**Angezeigter Text:**
Die EZB bekräftigte, dass sie noch bis mindestens Ende März 2022 im Rahmen ihres besonders flexiblen Notkaufprogramms Staats- und Unternehmensanleihen kaufen will, um den Aufschwung zu unterstützen. Das PEPP hat ein Gesamtvolumen von 1,85 Billionen Euro.
Die Anleihenkäufe der EZB helfen Staaten wie Unternehmen: Diese müssen für ihre Wertpapiere nicht so hohe Zinsen bieten, wenn eine Zentralbank als großer Käufer am Markt auftritt. Das ist besonders für Staaten wichtig, die zur Abfederung der wirtschaftlichen Folgen der Pandemie milliardenschwere Hilfsprogramme aufgelegt haben.
«Es ist gut, dass sich der EZB-Rat bewegt und einen allerersten Trippelschritt auf dem langen Weg zu einem Ende der Anleihenkäufe unternimmt», kommentierte Ökonom Friedrich Heinemann vom ZEW – Leibniz-Zentrum für Europäische Wirtschaftsforschung. In den nächsten Monaten müssten allerdings «weitere klare Ansagen für einen Exit aus der Krisenpolitik folgen», forderte Heinemann.
Auch Andreas Bley, Chefvolkswirt des Bundesverbandes der Deutschen Volksbanken und Raiffeisenbanken (BVR), mahnte: «Die EZB sollte sich frühzeitig auf einen Kurswechsel weg von der extrem expansiven Geldpolitik vorbereiten, denn der Bremsweg dürfte sich angesichts der umfassenden Anleihenkäufe über einen langen Zeitraum erstrecken.»
Ein Ende des Zinstiefs im Euroraum ist bislang jedoch nicht in Sicht. Den Leitzins im Euroraum hält die EZB weiterhin auf dem Rekordtief von null Prozent. Auf diesem Niveau liegt der Zins inzwischen seit März 2016. Geschäftsbanken müssen nach wie vor 0,5 Prozent Zinsen zahlen, wenn sie Geld bei der Notenbank parken.

**Zu lösende Aufgaben:**
1. Schreiben Sie aus dem Text zur EZB die Passage von „Die EZB bekräftigte, dass“ bis einschließlich „Hilfsprogramme aufgelegt haben.“ wortgetreu ab.
2. Prüfen Sie anhand des Textes zur EZB, ob diese Aussagen stimmen: (a) Die EZB will mindestens bis Ende März 2022 Anleihen kaufen. (b) Der Leitzins im Euroraum liegt seit März 2016 bei null Prozent. (c) Das PEPP hat ein Gesamtvolumen von 1,5 Billionen Euro.

Daten zum Dokumentverständnis
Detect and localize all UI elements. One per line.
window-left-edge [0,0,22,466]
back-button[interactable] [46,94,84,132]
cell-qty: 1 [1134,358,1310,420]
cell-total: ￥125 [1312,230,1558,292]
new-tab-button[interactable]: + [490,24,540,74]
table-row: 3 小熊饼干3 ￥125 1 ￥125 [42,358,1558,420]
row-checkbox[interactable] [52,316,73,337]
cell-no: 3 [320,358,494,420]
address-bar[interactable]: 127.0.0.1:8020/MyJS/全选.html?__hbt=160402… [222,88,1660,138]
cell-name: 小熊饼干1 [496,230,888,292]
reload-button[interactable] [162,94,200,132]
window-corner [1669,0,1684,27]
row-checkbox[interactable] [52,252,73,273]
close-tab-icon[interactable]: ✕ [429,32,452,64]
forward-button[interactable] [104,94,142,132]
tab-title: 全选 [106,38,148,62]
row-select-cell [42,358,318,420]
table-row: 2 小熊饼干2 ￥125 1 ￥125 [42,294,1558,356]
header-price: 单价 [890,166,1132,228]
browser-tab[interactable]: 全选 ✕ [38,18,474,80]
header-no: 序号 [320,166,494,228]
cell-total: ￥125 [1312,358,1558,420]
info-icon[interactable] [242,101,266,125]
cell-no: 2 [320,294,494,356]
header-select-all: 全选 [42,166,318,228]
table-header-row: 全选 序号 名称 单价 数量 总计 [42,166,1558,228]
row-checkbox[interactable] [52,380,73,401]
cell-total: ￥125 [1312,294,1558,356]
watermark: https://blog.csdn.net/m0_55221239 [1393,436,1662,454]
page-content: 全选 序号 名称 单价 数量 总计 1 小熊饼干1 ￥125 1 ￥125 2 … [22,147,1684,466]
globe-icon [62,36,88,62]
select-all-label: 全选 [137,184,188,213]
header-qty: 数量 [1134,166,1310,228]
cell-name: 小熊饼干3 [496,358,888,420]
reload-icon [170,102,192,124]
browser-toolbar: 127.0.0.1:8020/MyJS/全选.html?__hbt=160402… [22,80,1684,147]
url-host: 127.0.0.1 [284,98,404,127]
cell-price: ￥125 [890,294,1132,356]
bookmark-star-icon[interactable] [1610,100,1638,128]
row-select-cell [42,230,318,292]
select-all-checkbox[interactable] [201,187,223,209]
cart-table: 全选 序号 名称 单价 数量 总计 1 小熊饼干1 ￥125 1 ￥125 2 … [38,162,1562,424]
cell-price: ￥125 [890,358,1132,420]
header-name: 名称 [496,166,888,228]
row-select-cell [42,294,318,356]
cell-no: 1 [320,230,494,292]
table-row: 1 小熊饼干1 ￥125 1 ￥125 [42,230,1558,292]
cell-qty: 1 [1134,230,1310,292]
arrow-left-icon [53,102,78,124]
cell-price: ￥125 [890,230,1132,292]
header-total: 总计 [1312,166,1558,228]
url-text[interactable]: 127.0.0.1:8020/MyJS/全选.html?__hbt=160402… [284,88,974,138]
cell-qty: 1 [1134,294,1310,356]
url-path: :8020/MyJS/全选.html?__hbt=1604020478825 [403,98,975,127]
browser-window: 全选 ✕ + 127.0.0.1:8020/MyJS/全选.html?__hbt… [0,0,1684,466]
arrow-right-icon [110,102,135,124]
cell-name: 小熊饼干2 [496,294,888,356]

**Lösungen der Aufgaben:**
1.
Die EZB bekräftigte, dass sie noch bis mindestens Ende März 2022 im Rahmen ihres besonders flexiblen Notkaufprogramms Staats- und Unternehmensanleihen kaufen will, um den Aufschwung zu unterstützen. Das PEPP hat ein Gesamtvolumen von 1,85 Billionen Euro.
Die Anleihenkäufe der EZB helfen Staaten wie Unternehmen: Diese müssen für ihre Wertpapiere nicht so hohe Zinsen bieten, wenn eine Zentralbank als großer Käufer am Markt auftritt. Das ist besonders für Staaten wichtig, die zur Abfederung der wirtschaftlichen Folgen der Pandemie milliardenschwere Hilfsprogramme aufgelegt haben.

2.
(a) Ja: „noch bis mindestens Ende März 2022 im Rahmen ihres besonders flexiblen Notkaufprogramms Staats- und Unternehmensanleihen kaufen will“
(b) Ja: „Auf diesem Niveau liegt der Zins inzwischen seit März 2016.“
(c) Nein: „Das PEPP hat ein Gesamtvolumen von 1,85 Billionen Euro.“